→ **Instruction**
Repeat each entry as written and leave the images out of the copy.

→ **Working data**

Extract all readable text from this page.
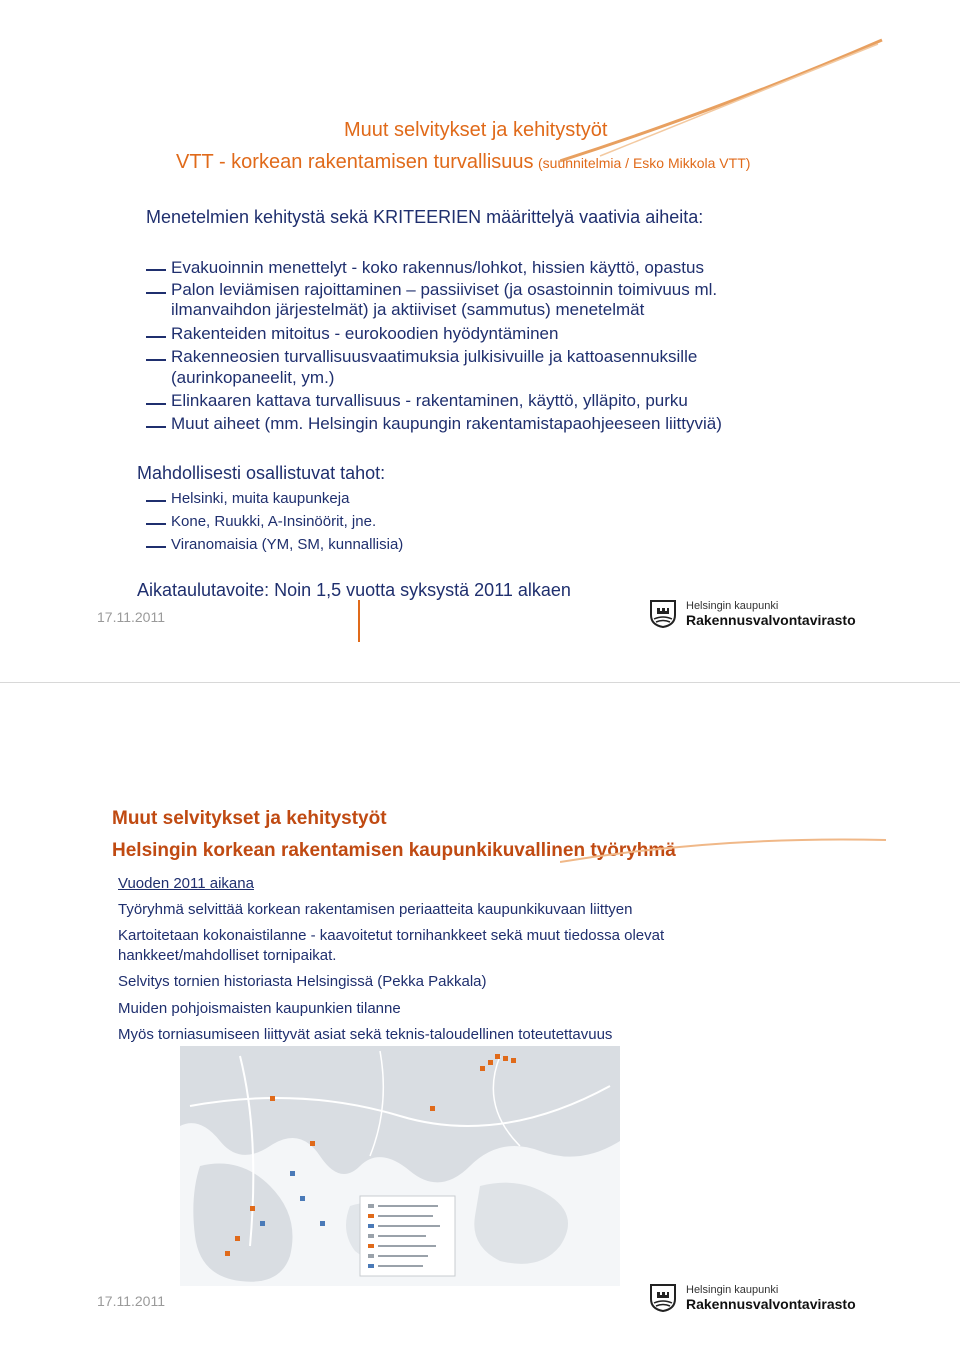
Muut selvitykset ja kehitystyöt
VTT - korkean rakentamisen turvallisuus (suunnitelmia / Esko Mikkola VTT)
Menetelmien kehitystä sekä KRITEERIEN määrittelyä vaativia aiheita:
Evakuoinnin menettelyt - koko rakennus/lohkot, hissien käyttö, opastus
Palon leviämisen rajoittaminen – passiiviset (ja osastoinnin toimivuus ml.
ilmanvaihdon järjestelmät) ja aktiiviset (sammutus) menetelmät
Rakenteiden mitoitus - eurokoodien hyödyntäminen
Rakenneosien turvallisuusvaatimuksia julkisivuille ja kattoasennuksille
(aurinkopaneelit, ym.)
Elinkaaren kattava turvallisuus - rakentaminen, käyttö, ylläpito, purku
Muut aiheet (mm. Helsingin kaupungin rakentamistapaohjeeseen liittyviä)
Mahdollisesti osallistuvat tahot:
Helsinki, muita kaupunkeja
Kone, Ruukki, A-Insinöörit, jne.
Viranomaisia (YM, SM, kunnallisia)
Aikataulutavoite: Noin 1,5 vuotta syksystä 2011 alkaen
17.11.2011
Helsingin kaupunki
Rakennusvalvontavirasto
Muut selvitykset ja kehitystyöt
Helsingin korkean rakentamisen kaupunkikuvallinen työryhmä
Vuoden 2011 aikana
Työryhmä selvittää korkean rakentamisen periaatteita kaupunkikuvaan liittyen
Kartoitetaan kokonaistilanne - kaavoitetut tornihankkeet sekä muut tiedossa olevat
hankkeet/mahdolliset tornipaikat.
Selvitys tornien historiasta Helsingissä (Pekka Pakkala)
Muiden pohjoismaisten kaupunkien tilanne
Myös torniasumiseen liittyvät asiat sekä teknis-taloudellinen toteutettavuus
17.11.2011
Helsingin kaupunki
Rakennusvalvontavirasto
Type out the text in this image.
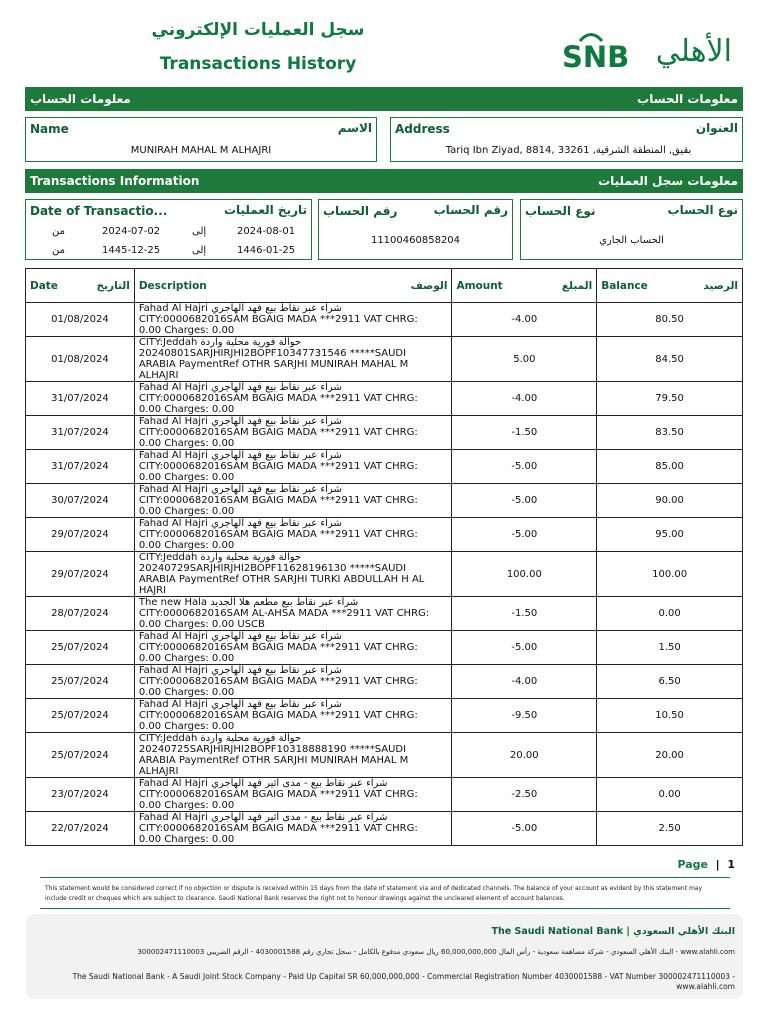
سجل العمليات الإلكتروني
Transactions History	SNB الأهلي
معلومات الحساب	معلومات الحساب
Name	الاسم
MUNIRAH MAHAL M ALHAJRI
Address	العنوان
Tariq Ibn Ziyad, 8814, 33261 ,بقيق, المنطقة الشرقية
Transactions Information	معلومات سجل العمليات
Date of Transactio...	تاريخ العمليات
من	2024-07-02	إلى	2024-08-01
من	1445-12-25	إلى	1446-01-25
رقم الحساب	رقم الحساب
11100460858204
نوع الحساب	نوع الحساب
الحساب الجاري
Date التاريخ	Description الوصف	Amount المبلغ	Balance الرصيد

01/08/2024	Fahad Al Hajri شراء عبر نقاط بيع فهد الهاجري
CITY:0000682016SAM BGAIG MADA ***2911 VAT CHRG:
0.00 Charges: 0.00	-4.00	80.50
01/08/2024	CITY:Jeddah حوالة فورية محلية واردة
20240801SARJHIRJHI2BOPF10347731546 *****SAUDI
ARABIA PaymentRef OTHR SARJHI MUNIRAH MAHAL M
ALHAJRI	5.00	84.50
31/07/2024	Fahad Al Hajri شراء عبر نقاط بيع فهد الهاجري
CITY:0000682016SAM BGAIG MADA ***2911 VAT CHRG:
0.00 Charges: 0.00	-4.00	79.50
31/07/2024	Fahad Al Hajri شراء عبر نقاط بيع فهد الهاجري
CITY:0000682016SAM BGAIG MADA ***2911 VAT CHRG:
0.00 Charges: 0.00	-1.50	83.50
31/07/2024	Fahad Al Hajri شراء عبر نقاط بيع فهد الهاجري
CITY:0000682016SAM BGAIG MADA ***2911 VAT CHRG:
0.00 Charges: 0.00	-5.00	85.00
30/07/2024	Fahad Al Hajri شراء عبر نقاط بيع فهد الهاجري
CITY:0000682016SAM BGAIG MADA ***2911 VAT CHRG:
0.00 Charges: 0.00	-5.00	90.00
29/07/2024	Fahad Al Hajri شراء عبر نقاط بيع فهد الهاجري
CITY:0000682016SAM BGAIG MADA ***2911 VAT CHRG:
0.00 Charges: 0.00	-5.00	95.00
29/07/2024	CITY:Jeddah حوالة فورية محلية واردة
20240729SARJHIRJHI2BOPF11628196130 *****SAUDI
ARABIA PaymentRef OTHR SARJHI TURKI ABDULLAH H AL
HAJRI	100.00	100.00
28/07/2024	The new Hala شراء عبر نقاط بيع مطعم هلا الجديد
CITY:0000682016SAM AL-AHSA MADA ***2911 VAT CHRG:
0.00 Charges: 0.00 USCB	-1.50	0.00
25/07/2024	Fahad Al Hajri شراء عبر نقاط بيع فهد الهاجري
CITY:0000682016SAM BGAIG MADA ***2911 VAT CHRG:
0.00 Charges: 0.00	-5.00	1.50
25/07/2024	Fahad Al Hajri شراء عبر نقاط بيع فهد الهاجري
CITY:0000682016SAM BGAIG MADA ***2911 VAT CHRG:
0.00 Charges: 0.00	-4.00	6.50
25/07/2024	Fahad Al Hajri شراء عبر نقاط بيع فهد الهاجري
CITY:0000682016SAM BGAIG MADA ***2911 VAT CHRG:
0.00 Charges: 0.00	-9.50	10.50
25/07/2024	CITY:Jeddah حوالة فورية محلية واردة
20240725SARJHIRJHI2BOPF10318888190 *****SAUDI
ARABIA PaymentRef OTHR SARJHI MUNIRAH MAHAL M
ALHAJRI	20.00	20.00
23/07/2024	Fahad Al Hajri شراء عبر نقاط بيع - مدى أثير فهد الهاجري
CITY:0000682016SAM BGAIG MADA ***2911 VAT CHRG:
0.00 Charges: 0.00	-2.50	0.00
22/07/2024	Fahad Al Hajri شراء عبر نقاط بيع - مدى أثير فهد الهاجري
CITY:0000682016SAM BGAIG MADA ***2911 VAT CHRG:
0.00 Charges: 0.00	-5.00	2.50
Page  |  1
This statement would be considered correct if no objection or dispute is received within 15 days from the date of statement via and of dedicated channels. The balance of your account as evident by this statement may include credit or cheques which are subject to clearance. Saudi National Bank reserves the right not to honour drawings against the uncleared element of account balances.
The Saudi National Bank | البنك الأهلي السعودي
البنك الأهلي السعودي - شركة مساهمة سعودية - رأس المال 60,000,000,000 ريال سعودي مدفوع بالكامل - سجل تجاري رقم 4030001588 - الرقم الضريبي 300002471110003 - www.alahli.com
The Saudi National Bank - A Saudi Joint Stock Company - Paid Up Capital SR 60,000,000,000 - Commercial Registration Number 4030001588 - VAT Number 300002471110003 - www.alahli.com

→ **Full solution**
Extract all readable text from this page.
Muut selvitykset ja kehitystyöt
VTT - korkean rakentamisen turvallisuus (suunnitelmia / Esko Mikkola VTT)
Menetelmien kehitystä sekä KRITEERIEN määrittelyä vaativia aiheita:
Evakuoinnin menettelyt - koko rakennus/lohkot, hissien käyttö, opastus
Palon leviämisen rajoittaminen – passiiviset (ja osastoinnin toimivuus ml.
ilmanvaihdon järjestelmät) ja aktiiviset (sammutus) menetelmät
Rakenteiden mitoitus - eurokoodien hyödyntäminen
Rakenneosien turvallisuusvaatimuksia julkisivuille ja kattoasennuksille
(aurinkopaneelit, ym.)
Elinkaaren kattava turvallisuus - rakentaminen, käyttö, ylläpito, purku
Muut aiheet (mm. Helsingin kaupungin rakentamistapaohjeeseen liittyviä)
Mahdollisesti osallistuvat tahot:
Helsinki, muita kaupunkeja
Kone, Ruukki, A-Insinöörit, jne.
Viranomaisia (YM, SM, kunnallisia)
Aikataulutavoite: Noin 1,5 vuotta syksystä 2011 alkaen
17.11.2011
Helsingin kaupunki
Rakennusvalvontavirasto
Muut selvitykset ja kehitystyöt
Helsingin korkean rakentamisen kaupunkikuvallinen työryhmä
Vuoden 2011 aikana
Työryhmä selvittää korkean rakentamisen periaatteita kaupunkikuvaan liittyen
Kartoitetaan kokonaistilanne - kaavoitetut tornihankkeet sekä muut tiedossa olevat
hankkeet/mahdolliset tornipaikat.
Selvitys tornien historiasta Helsingissä (Pekka Pakkala)
Muiden pohjoismaisten kaupunkien tilanne
Myös torniasumiseen liittyvät asiat sekä teknis-taloudellinen toteutettavuus
17.11.2011
Helsingin kaupunki
Rakennusvalvontavirasto
Type out the text in this image.
سجل العمليات الإلكتروني
Transactions History	SNB الأهلي
معلومات الحساب	معلومات الحساب
Name	الاسم
MUNIRAH MAHAL M ALHAJRI
Address	العنوان
Tariq Ibn Ziyad, 8814, 33261 ,بقيق, المنطقة الشرقية
Transactions Information	معلومات سجل العمليات
Date of Transactio...	تاريخ العمليات
من	2024-07-02	إلى	2024-08-01
من	1445-12-25	إلى	1446-01-25
رقم الحساب	رقم الحساب
11100460858204
نوع الحساب	نوع الحساب
الحساب الجاري
Date التاريخ	Description الوصف	Amount المبلغ	Balance الرصيد

01/08/2024	Fahad Al Hajri شراء عبر نقاط بيع فهد الهاجري
CITY:0000682016SAM BGAIG MADA ***2911 VAT CHRG:
0.00 Charges: 0.00	-4.00	80.50
01/08/2024	CITY:Jeddah حوالة فورية محلية واردة
20240801SARJHIRJHI2BOPF10347731546 *****SAUDI
ARABIA PaymentRef OTHR SARJHI MUNIRAH MAHAL M
ALHAJRI	5.00	84.50
31/07/2024	Fahad Al Hajri شراء عبر نقاط بيع فهد الهاجري
CITY:0000682016SAM BGAIG MADA ***2911 VAT CHRG:
0.00 Charges: 0.00	-4.00	79.50
31/07/2024	Fahad Al Hajri شراء عبر نقاط بيع فهد الهاجري
CITY:0000682016SAM BGAIG MADA ***2911 VAT CHRG:
0.00 Charges: 0.00	-1.50	83.50
31/07/2024	Fahad Al Hajri شراء عبر نقاط بيع فهد الهاجري
CITY:0000682016SAM BGAIG MADA ***2911 VAT CHRG:
0.00 Charges: 0.00	-5.00	85.00
30/07/2024	Fahad Al Hajri شراء عبر نقاط بيع فهد الهاجري
CITY:0000682016SAM BGAIG MADA ***2911 VAT CHRG:
0.00 Charges: 0.00	-5.00	90.00
29/07/2024	Fahad Al Hajri شراء عبر نقاط بيع فهد الهاجري
CITY:0000682016SAM BGAIG MADA ***2911 VAT CHRG:
0.00 Charges: 0.00	-5.00	95.00
29/07/2024	CITY:Jeddah حوالة فورية محلية واردة
20240729SARJHIRJHI2BOPF11628196130 *****SAUDI
ARABIA PaymentRef OTHR SARJHI TURKI ABDULLAH H AL
HAJRI	100.00	100.00
28/07/2024	The new Hala شراء عبر نقاط بيع مطعم هلا الجديد
CITY:0000682016SAM AL-AHSA MADA ***2911 VAT CHRG:
0.00 Charges: 0.00 USCB	-1.50	0.00
25/07/2024	Fahad Al Hajri شراء عبر نقاط بيع فهد الهاجري
CITY:0000682016SAM BGAIG MADA ***2911 VAT CHRG:
0.00 Charges: 0.00	-5.00	1.50
25/07/2024	Fahad Al Hajri شراء عبر نقاط بيع فهد الهاجري
CITY:0000682016SAM BGAIG MADA ***2911 VAT CHRG:
0.00 Charges: 0.00	-4.00	6.50
25/07/2024	Fahad Al Hajri شراء عبر نقاط بيع فهد الهاجري
CITY:0000682016SAM BGAIG MADA ***2911 VAT CHRG:
0.00 Charges: 0.00	-9.50	10.50
25/07/2024	CITY:Jeddah حوالة فورية محلية واردة
20240725SARJHIRJHI2BOPF10318888190 *****SAUDI
ARABIA PaymentRef OTHR SARJHI MUNIRAH MAHAL M
ALHAJRI	20.00	20.00
23/07/2024	Fahad Al Hajri شراء عبر نقاط بيع - مدى أثير فهد الهاجري
CITY:0000682016SAM BGAIG MADA ***2911 VAT CHRG:
0.00 Charges: 0.00	-2.50	0.00
22/07/2024	Fahad Al Hajri شراء عبر نقاط بيع - مدى أثير فهد الهاجري
CITY:0000682016SAM BGAIG MADA ***2911 VAT CHRG:
0.00 Charges: 0.00	-5.00	2.50
Page  |  1
This statement would be considered correct if no objection or dispute is received within 15 days from the date of statement via and of dedicated channels. The balance of your account as evident by this statement may include credit or cheques which are subject to clearance. Saudi National Bank reserves the right not to honour drawings against the uncleared element of account balances.
The Saudi National Bank | البنك الأهلي السعودي
البنك الأهلي السعودي - شركة مساهمة سعودية - رأس المال 60,000,000,000 ريال سعودي مدفوع بالكامل - سجل تجاري رقم 4030001588 - الرقم الضريبي 300002471110003 - www.alahli.com
The Saudi National Bank - A Saudi Joint Stock Company - Paid Up Capital SR 60,000,000,000 - Commercial Registration Number 4030001588 - VAT Number 300002471110003 - www.alahli.com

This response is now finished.